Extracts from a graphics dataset
+++
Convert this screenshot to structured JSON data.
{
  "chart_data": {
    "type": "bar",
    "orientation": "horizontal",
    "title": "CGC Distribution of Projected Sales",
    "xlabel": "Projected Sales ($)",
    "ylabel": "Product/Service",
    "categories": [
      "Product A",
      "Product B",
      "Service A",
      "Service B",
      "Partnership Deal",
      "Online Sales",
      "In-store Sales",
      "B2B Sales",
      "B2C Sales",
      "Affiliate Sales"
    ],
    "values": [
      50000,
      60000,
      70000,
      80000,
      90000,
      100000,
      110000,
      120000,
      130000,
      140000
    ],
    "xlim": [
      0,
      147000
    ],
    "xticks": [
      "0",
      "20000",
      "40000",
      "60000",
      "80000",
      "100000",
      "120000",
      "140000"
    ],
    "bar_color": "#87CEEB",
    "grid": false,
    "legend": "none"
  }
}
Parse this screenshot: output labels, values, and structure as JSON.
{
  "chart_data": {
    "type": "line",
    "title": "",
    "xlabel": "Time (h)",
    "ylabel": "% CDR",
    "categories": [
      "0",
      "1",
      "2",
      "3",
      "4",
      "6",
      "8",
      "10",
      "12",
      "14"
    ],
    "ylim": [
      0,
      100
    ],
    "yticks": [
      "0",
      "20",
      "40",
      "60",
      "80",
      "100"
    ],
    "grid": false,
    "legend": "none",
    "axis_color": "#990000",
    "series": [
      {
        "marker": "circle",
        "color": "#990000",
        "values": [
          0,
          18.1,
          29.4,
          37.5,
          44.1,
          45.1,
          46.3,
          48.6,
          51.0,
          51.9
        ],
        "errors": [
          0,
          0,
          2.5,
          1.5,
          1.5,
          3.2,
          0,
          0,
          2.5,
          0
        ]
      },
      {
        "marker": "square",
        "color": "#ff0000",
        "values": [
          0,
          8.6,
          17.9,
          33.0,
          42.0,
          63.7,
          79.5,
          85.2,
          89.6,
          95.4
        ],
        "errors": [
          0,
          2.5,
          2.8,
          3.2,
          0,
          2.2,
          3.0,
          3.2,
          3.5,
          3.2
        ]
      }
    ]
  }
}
+++
**EXERCISE:**
Write out every record, exactly as written.

**REPLY:**
Convert this screenshot to structured JSON data.
{
  "chart_data": {
    "type": "bar",
    "orientation": "horizontal",
    "title": "CGC Distribution of Projected Sales",
    "xlabel": "Projected Sales ($)",
    "ylabel": "Product/Service",
    "categories": [
      "Product A",
      "Product B",
      "Service A",
      "Service B",
      "Partnership Deal",
      "Online Sales",
      "In-store Sales",
      "B2B Sales",
      "B2C Sales",
      "Affiliate Sales"
    ],
    "values": [
      50000,
      60000,
      70000,
      80000,
      90000,
      100000,
      110000,
      120000,
      130000,
      140000
    ],
    "xlim": [
      0,
      147000
    ],
    "xticks": [
      "0",
      "20000",
      "40000",
      "60000",
      "80000",
      "100000",
      "120000",
      "140000"
    ],
    "bar_color": "#87CEEB",
    "grid": false,
    "legend": "none"
  }
}
Parse this screenshot: output labels, values, and structure as JSON.
{
  "chart_data": {
    "type": "line",
    "title": "",
    "xlabel": "Time (h)",
    "ylabel": "% CDR",
    "categories": [
      "0",
      "1",
      "2",
      "3",
      "4",
      "6",
      "8",
      "10",
      "12",
      "14"
    ],
    "ylim": [
      0,
      100
    ],
    "yticks": [
      "0",
      "20",
      "40",
      "60",
      "80",
      "100"
    ],
    "grid": false,
    "legend": "none",
    "axis_color": "#990000",
    "series": [
      {
        "marker": "circle",
        "color": "#990000",
        "values": [
          0,
          18.1,
          29.4,
          37.5,
          44.1,
          45.1,
          46.3,
          48.6,
          51.0,
          51.9
        ],
        "errors": [
          0,
          0,
          2.5,
          1.5,
          1.5,
          3.2,
          0,
          0,
          2.5,
          0
        ]
      },
      {
        "marker": "square",
        "color": "#ff0000",
        "values": [
          0,
          8.6,
          17.9,
          33.0,
          42.0,
          63.7,
          79.5,
          85.2,
          89.6,
          95.4
        ],
        "errors": [
          0,
          2.5,
          2.8,
          3.2,
          0,
          2.2,
          3.0,
          3.2,
          3.5,
          3.2
        ]
      }
    ]
  }
}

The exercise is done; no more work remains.